Raw records:
----------
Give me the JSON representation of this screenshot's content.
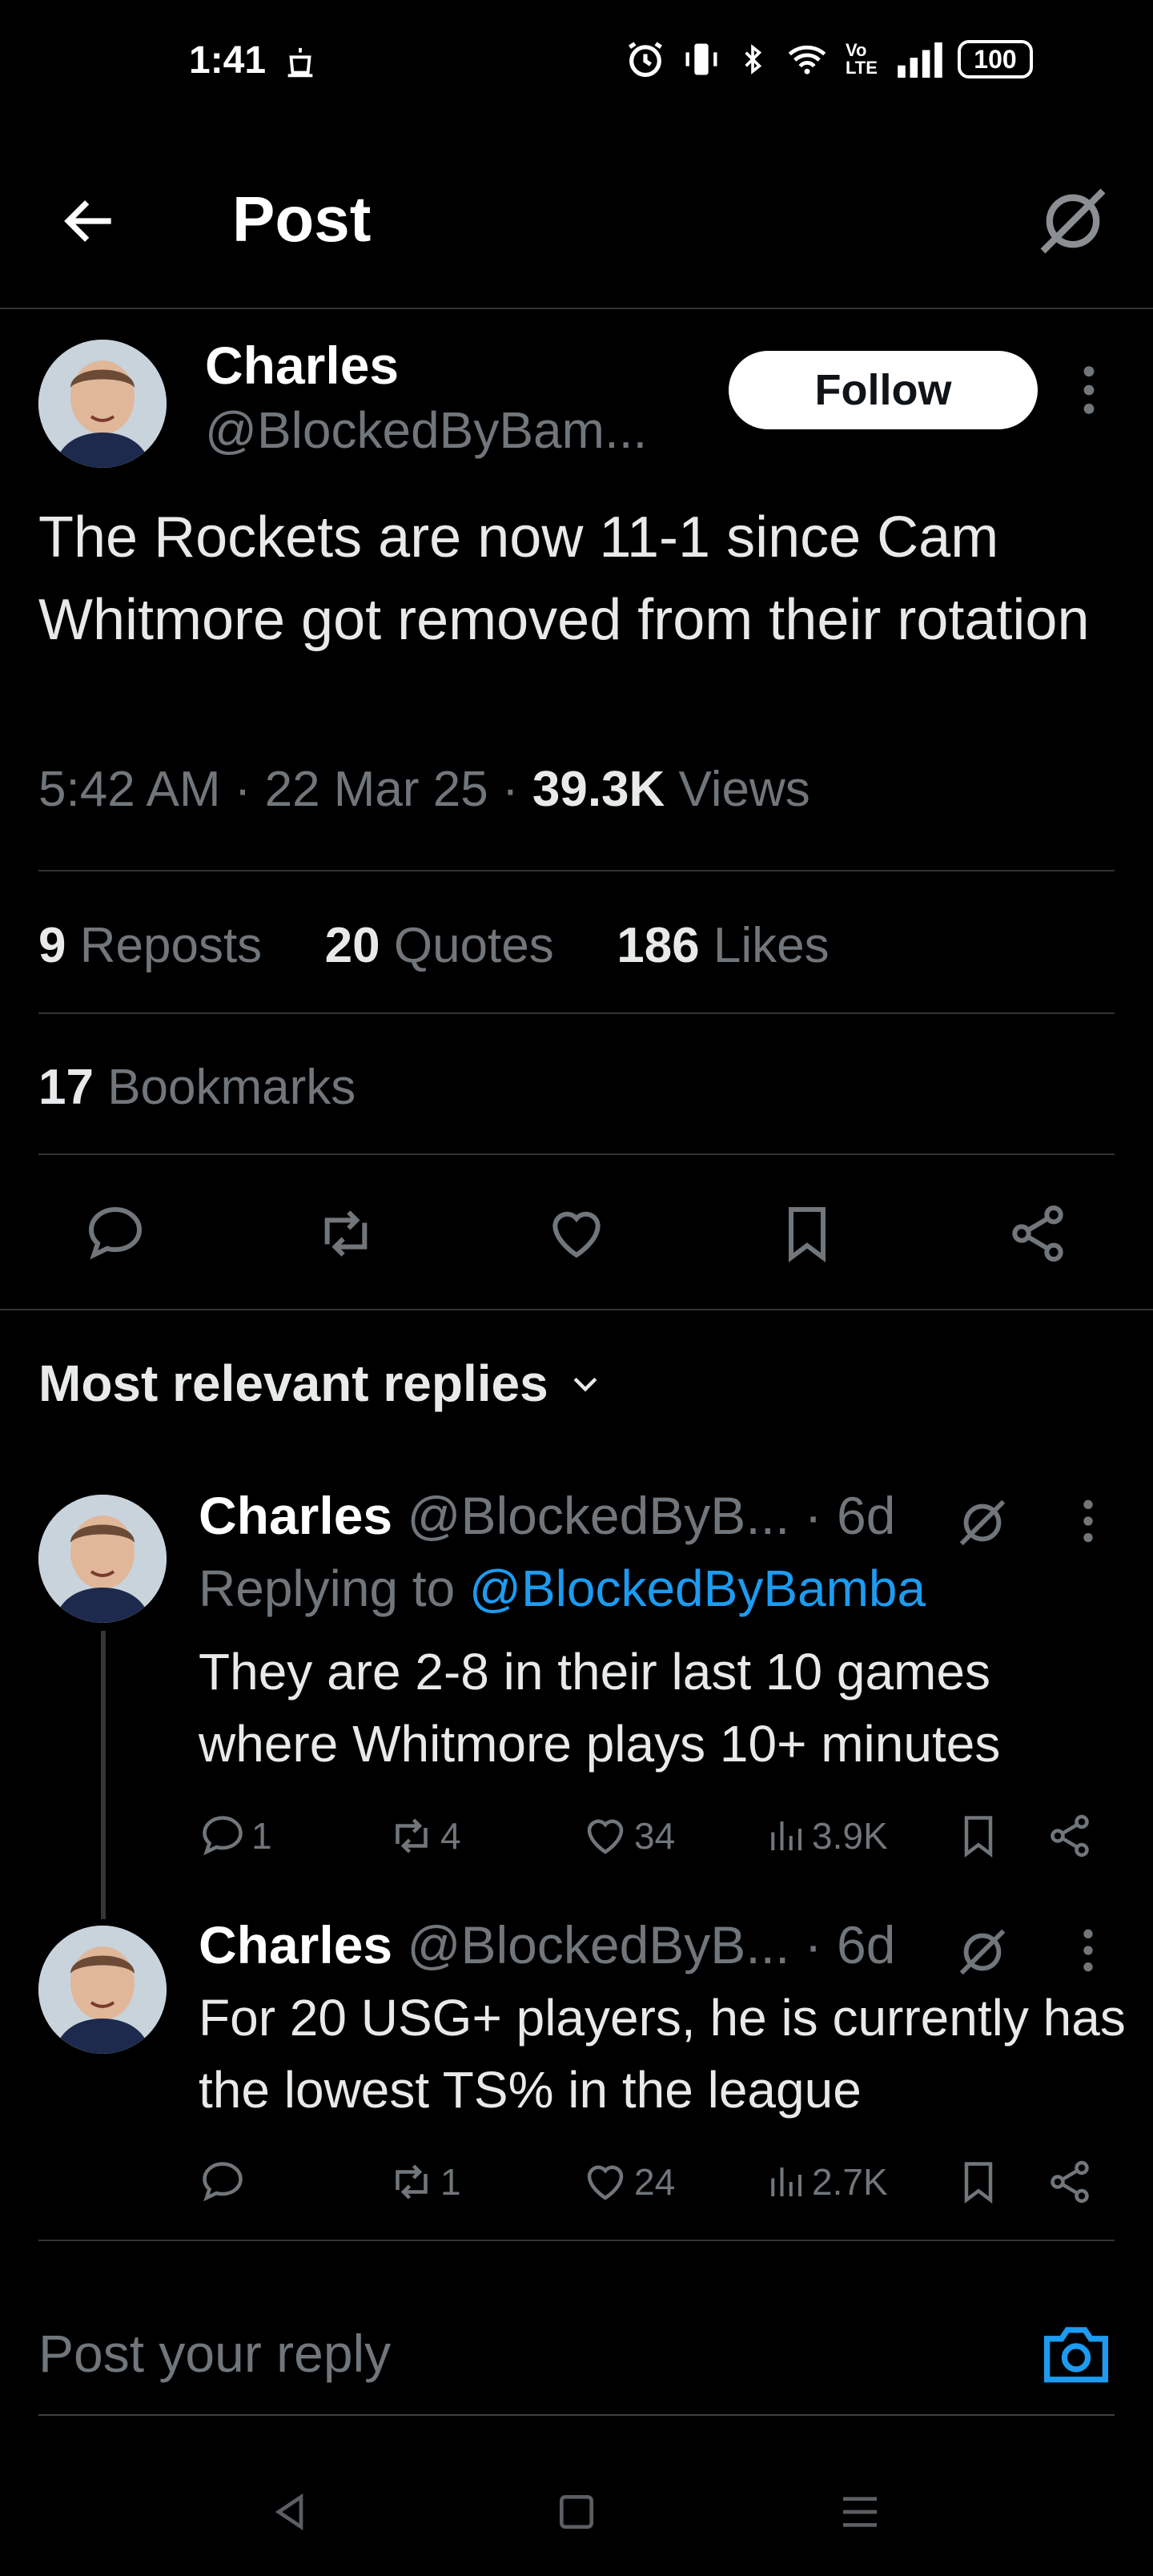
{
  "status_bar": {
    "time": "1:41",
    "battery": "100",
    "net": "Vo LTE"
  },
  "topbar": {
    "title": "Post"
  },
  "tweet": {
    "author_name": "Charles",
    "author_handle": "@BlockedByBam...",
    "follow_label": "Follow",
    "text": "The Rockets are now 11-1 since Cam Whitmore got removed from their rotation",
    "time": "5:42 AM",
    "date": "22 Mar 25",
    "views_count": "39.3K",
    "views_label": "Views",
    "reposts_count": "9",
    "reposts_label": "Reposts",
    "quotes_count": "20",
    "quotes_label": "Quotes",
    "likes_count": "186",
    "likes_label": "Likes",
    "bookmarks_count": "17",
    "bookmarks_label": "Bookmarks"
  },
  "replies_section": {
    "sort_label": "Most relevant replies"
  },
  "replies": [
    {
      "name": "Charles",
      "handle": "@BlockedByB...",
      "age": "· 6d",
      "replying_prefix": "Replying to",
      "replying_to": "@BlockedByBamba",
      "text": "They are 2-8 in their last 10 games where Whitmore plays 10+ minutes",
      "replies": "1",
      "reposts": "4",
      "likes": "34",
      "views": "3.9K"
    },
    {
      "name": "Charles",
      "handle": "@BlockedByB...",
      "age": "· 6d",
      "text": "For 20 USG+ players, he is currently has the lowest TS% in the league",
      "replies": "",
      "reposts": "1",
      "likes": "24",
      "views": "2.7K"
    }
  ],
  "composer": {
    "placeholder": "Post your reply"
  },
  "colors": {
    "background": "#000000",
    "text": "#e7e9ea",
    "muted": "#71767b",
    "link": "#1d9bf0",
    "divider": "#2f3336"
  }
}
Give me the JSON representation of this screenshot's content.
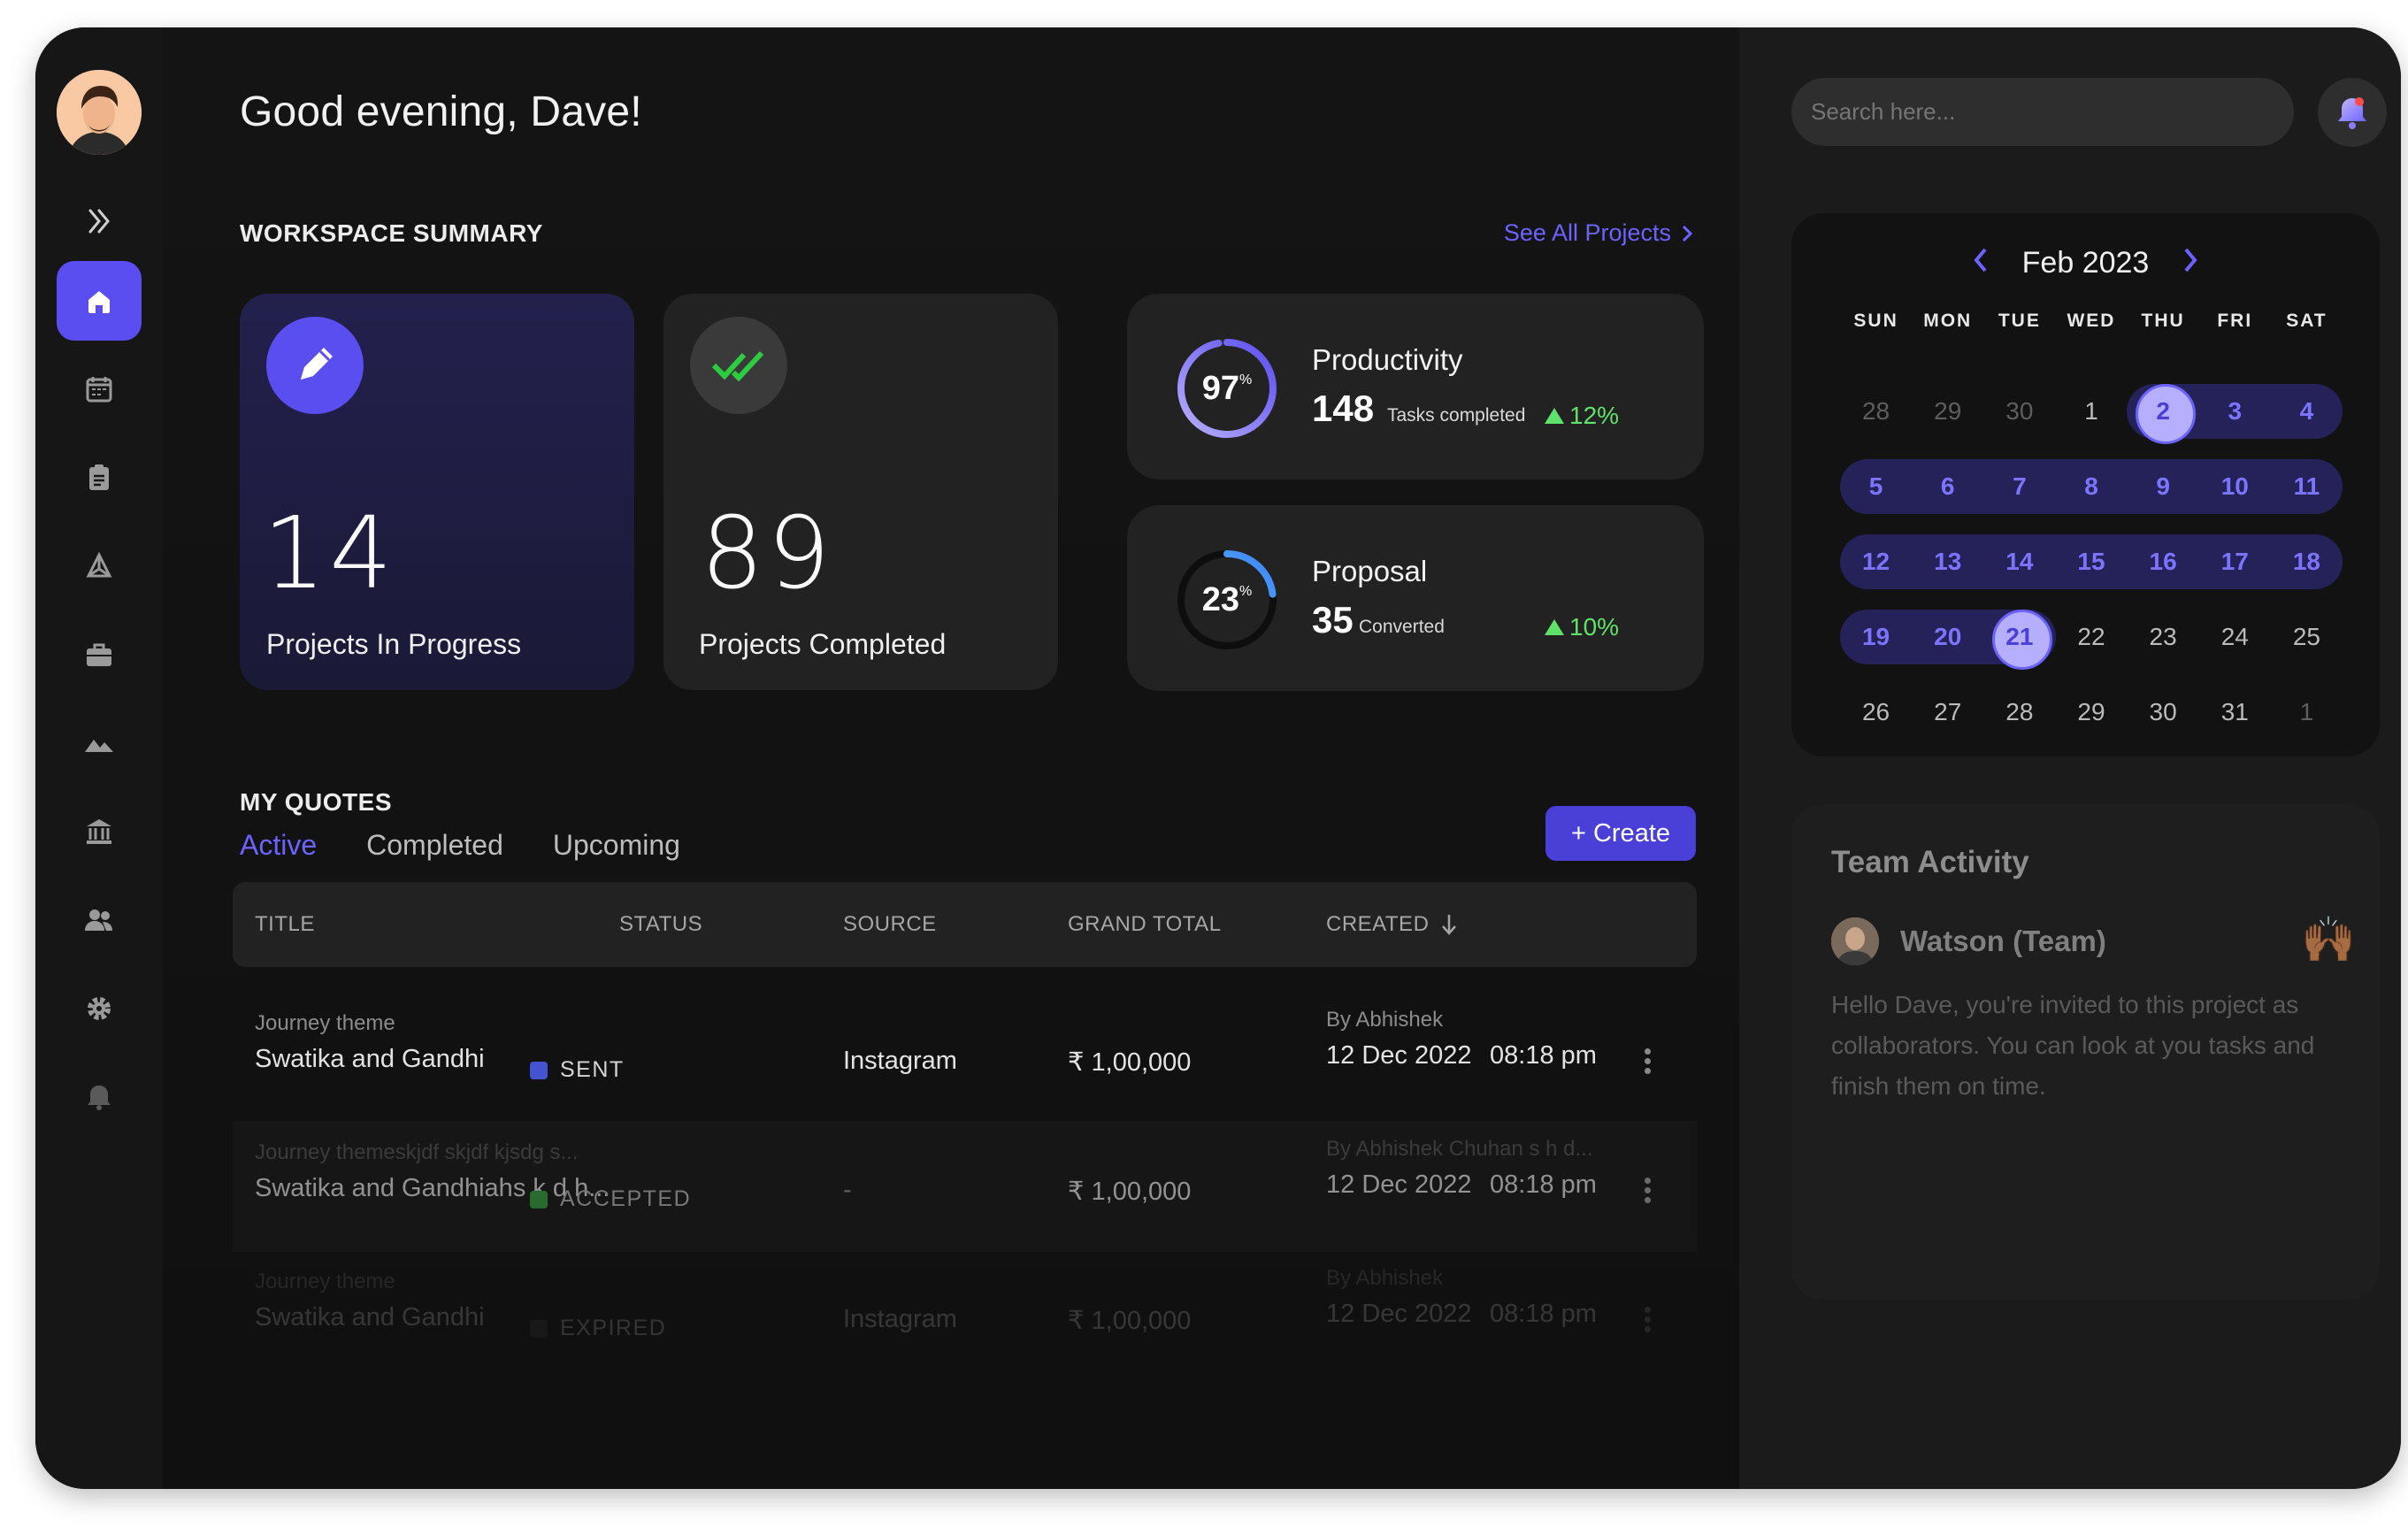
{
  "greeting": "Good evening, Dave!",
  "workspace": {
    "title": "WORKSPACE SUMMARY",
    "see_all": "See All Projects",
    "in_progress": {
      "value": "14",
      "label": "Projects In Progress"
    },
    "completed": {
      "value": "89",
      "label": "Projects Completed"
    },
    "productivity": {
      "percent": "97",
      "percent_sign": "%",
      "progress": 0.97,
      "title": "Productivity",
      "value": "148",
      "sub": "Tasks completed",
      "change": "12%"
    },
    "proposal": {
      "percent": "23",
      "percent_sign": "%",
      "progress": 0.23,
      "title": "Proposal",
      "value": "35",
      "sub": "Converted",
      "change": "10%"
    }
  },
  "quotes": {
    "title": "MY QUOTES",
    "tabs": [
      "Active",
      "Completed",
      "Upcoming"
    ],
    "create_label": "+ Create",
    "columns": [
      "TITLE",
      "STATUS",
      "SOURCE",
      "GRAND TOTAL",
      "CREATED"
    ],
    "rows": [
      {
        "theme": "Journey theme",
        "title": "Swatika and Gandhi",
        "status": "SENT",
        "status_color": "#4353d1",
        "source": "Instagram",
        "total": "₹ 1,00,000",
        "by": "By Abhishek",
        "date": "12 Dec 2022",
        "time": "08:18 pm"
      },
      {
        "theme": "Journey themeskjdf skjdf kjsdg s...",
        "title": "Swatika and Gandhiahs k d h...",
        "status": "ACCEPTED",
        "status_color": "#2f8a3a",
        "source": "-",
        "total": "₹ 1,00,000",
        "by": "By Abhishek Chuhan s h d...",
        "date": "12 Dec 2022",
        "time": "08:18 pm"
      },
      {
        "theme": "Journey theme",
        "title": "Swatika and Gandhi",
        "status": "EXPIRED",
        "status_color": "#3a3a3a",
        "source": "Instagram",
        "total": "₹ 1,00,000",
        "by": "By Abhishek",
        "date": "12 Dec 2022",
        "time": "08:18 pm"
      }
    ]
  },
  "search": {
    "placeholder": "Search here..."
  },
  "calendar": {
    "month": "Feb 2023",
    "weekdays": [
      "SUN",
      "MON",
      "TUE",
      "WED",
      "THU",
      "FRI",
      "SAT"
    ],
    "weeks": [
      [
        "28",
        "29",
        "30",
        "1",
        "2",
        "3",
        "4"
      ],
      [
        "5",
        "6",
        "7",
        "8",
        "9",
        "10",
        "11"
      ],
      [
        "12",
        "13",
        "14",
        "15",
        "16",
        "17",
        "18"
      ],
      [
        "19",
        "20",
        "21",
        "22",
        "23",
        "24",
        "25"
      ],
      [
        "26",
        "27",
        "28",
        "29",
        "30",
        "31",
        "1"
      ]
    ],
    "range_start": "2",
    "range_end": "21"
  },
  "team_activity": {
    "title": "Team Activity",
    "name": "Watson (Team)",
    "emoji": "🙌🏾",
    "message": "Hello Dave, you're invited to this project as collaborators. You can look at you tasks and finish them on time."
  },
  "colors": {
    "accent": "#6c63ff",
    "accent_btn": "#4a3fd6",
    "positive": "#5fe26a"
  }
}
----------
**WHAT YOU HAVE TO DO:** Leave the pictures out and write out every entry exactly as given.

**RESPONSE BELOW:**
Give me the JSON representation of this screenshot's content.
{
  "status_bar": {
    "time": "1:41",
    "battery": "100",
    "net": "Vo LTE"
  },
  "topbar": {
    "title": "Post"
  },
  "tweet": {
    "author_name": "Charles",
    "author_handle": "@BlockedByBam...",
    "follow_label": "Follow",
    "text": "The Rockets are now 11-1 since Cam Whitmore got removed from their rotation",
    "time": "5:42 AM",
    "date": "22 Mar 25",
    "views_count": "39.3K",
    "views_label": "Views",
    "reposts_count": "9",
    "reposts_label": "Reposts",
    "quotes_count": "20",
    "quotes_label": "Quotes",
    "likes_count": "186",
    "likes_label": "Likes",
    "bookmarks_count": "17",
    "bookmarks_label": "Bookmarks"
  },
  "replies_section": {
    "sort_label": "Most relevant replies"
  },
  "replies": [
    {
      "name": "Charles",
      "handle": "@BlockedByB...",
      "age": "· 6d",
      "replying_prefix": "Replying to",
      "replying_to": "@BlockedByBamba",
      "text": "They are 2-8 in their last 10 games where Whitmore plays 10+ minutes",
      "replies": "1",
      "reposts": "4",
      "likes": "34",
      "views": "3.9K"
    },
    {
      "name": "Charles",
      "handle": "@BlockedByB...",
      "age": "· 6d",
      "text": "For 20 USG+ players, he is currently has the lowest TS% in the league",
      "replies": "",
      "reposts": "1",
      "likes": "24",
      "views": "2.7K"
    }
  ],
  "composer": {
    "placeholder": "Post your reply"
  },
  "colors": {
    "background": "#000000",
    "text": "#e7e9ea",
    "muted": "#71767b",
    "link": "#1d9bf0",
    "divider": "#2f3336"
  }
}
Give me the JSON representation of this screenshot's content.
{
  "greeting": "Good evening, Dave!",
  "workspace": {
    "title": "WORKSPACE SUMMARY",
    "see_all": "See All Projects",
    "in_progress": {
      "value": "14",
      "label": "Projects In Progress"
    },
    "completed": {
      "value": "89",
      "label": "Projects Completed"
    },
    "productivity": {
      "percent": "97",
      "percent_sign": "%",
      "progress": 0.97,
      "title": "Productivity",
      "value": "148",
      "sub": "Tasks completed",
      "change": "12%"
    },
    "proposal": {
      "percent": "23",
      "percent_sign": "%",
      "progress": 0.23,
      "title": "Proposal",
      "value": "35",
      "sub": "Converted",
      "change": "10%"
    }
  },
  "quotes": {
    "title": "MY QUOTES",
    "tabs": [
      "Active",
      "Completed",
      "Upcoming"
    ],
    "create_label": "+ Create",
    "columns": [
      "TITLE",
      "STATUS",
      "SOURCE",
      "GRAND TOTAL",
      "CREATED"
    ],
    "rows": [
      {
        "theme": "Journey theme",
        "title": "Swatika and Gandhi",
        "status": "SENT",
        "status_color": "#4353d1",
        "source": "Instagram",
        "total": "₹ 1,00,000",
        "by": "By Abhishek",
        "date": "12 Dec 2022",
        "time": "08:18 pm"
      },
      {
        "theme": "Journey themeskjdf skjdf kjsdg s...",
        "title": "Swatika and Gandhiahs k d h...",
        "status": "ACCEPTED",
        "status_color": "#2f8a3a",
        "source": "-",
        "total": "₹ 1,00,000",
        "by": "By Abhishek Chuhan s h d...",
        "date": "12 Dec 2022",
        "time": "08:18 pm"
      },
      {
        "theme": "Journey theme",
        "title": "Swatika and Gandhi",
        "status": "EXPIRED",
        "status_color": "#3a3a3a",
        "source": "Instagram",
        "total": "₹ 1,00,000",
        "by": "By Abhishek",
        "date": "12 Dec 2022",
        "time": "08:18 pm"
      }
    ]
  },
  "search": {
    "placeholder": "Search here..."
  },
  "calendar": {
    "month": "Feb 2023",
    "weekdays": [
      "SUN",
      "MON",
      "TUE",
      "WED",
      "THU",
      "FRI",
      "SAT"
    ],
    "weeks": [
      [
        "28",
        "29",
        "30",
        "1",
        "2",
        "3",
        "4"
      ],
      [
        "5",
        "6",
        "7",
        "8",
        "9",
        "10",
        "11"
      ],
      [
        "12",
        "13",
        "14",
        "15",
        "16",
        "17",
        "18"
      ],
      [
        "19",
        "20",
        "21",
        "22",
        "23",
        "24",
        "25"
      ],
      [
        "26",
        "27",
        "28",
        "29",
        "30",
        "31",
        "1"
      ]
    ],
    "range_start": "2",
    "range_end": "21"
  },
  "team_activity": {
    "title": "Team Activity",
    "name": "Watson (Team)",
    "emoji": "🙌🏾",
    "message": "Hello Dave, you're invited to this project as collaborators. You can look at you tasks and finish them on time."
  },
  "colors": {
    "accent": "#6c63ff",
    "accent_btn": "#4a3fd6",
    "positive": "#5fe26a"
  }
}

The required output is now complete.